** BEGIN **

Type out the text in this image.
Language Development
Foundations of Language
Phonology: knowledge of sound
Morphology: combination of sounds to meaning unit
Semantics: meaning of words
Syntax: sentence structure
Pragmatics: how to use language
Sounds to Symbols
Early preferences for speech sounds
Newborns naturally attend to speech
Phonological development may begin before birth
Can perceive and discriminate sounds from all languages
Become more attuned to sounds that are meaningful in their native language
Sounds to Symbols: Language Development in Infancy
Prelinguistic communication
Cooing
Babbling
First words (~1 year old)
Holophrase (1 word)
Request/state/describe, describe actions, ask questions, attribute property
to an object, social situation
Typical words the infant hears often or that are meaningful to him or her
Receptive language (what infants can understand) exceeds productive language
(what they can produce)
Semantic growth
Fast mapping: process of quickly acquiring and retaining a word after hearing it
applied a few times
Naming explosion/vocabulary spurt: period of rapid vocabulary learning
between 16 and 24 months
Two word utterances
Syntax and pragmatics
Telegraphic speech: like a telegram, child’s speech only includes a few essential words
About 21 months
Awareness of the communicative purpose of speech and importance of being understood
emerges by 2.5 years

** END **

> **Exercise brief**
Transcribe each entry precisely, missing none.

> **Full output**
Type out the text in this image.
Language Development
Foundations of Language
Phonology: knowledge of sound
Morphology: combination of sounds to meaning unit
Semantics: meaning of words
Syntax: sentence structure
Pragmatics: how to use language
Sounds to Symbols
Early preferences for speech sounds
Newborns naturally attend to speech
Phonological development may begin before birth
Can perceive and discriminate sounds from all languages
Become more attuned to sounds that are meaningful in their native language
Sounds to Symbols: Language Development in Infancy
Prelinguistic communication
Cooing
Babbling
First words (~1 year old)
Holophrase (1 word)
Request/state/describe, describe actions, ask questions, attribute property
to an object, social situation
Typical words the infant hears often or that are meaningful to him or her
Receptive language (what infants can understand) exceeds productive language
(what they can produce)
Semantic growth
Fast mapping: process of quickly acquiring and retaining a word after hearing it
applied a few times
Naming explosion/vocabulary spurt: period of rapid vocabulary learning
between 16 and 24 months
Two word utterances
Syntax and pragmatics
Telegraphic speech: like a telegram, child’s speech only includes a few essential words
About 21 months
Awareness of the communicative purpose of speech and importance of being understood
emerges by 2.5 years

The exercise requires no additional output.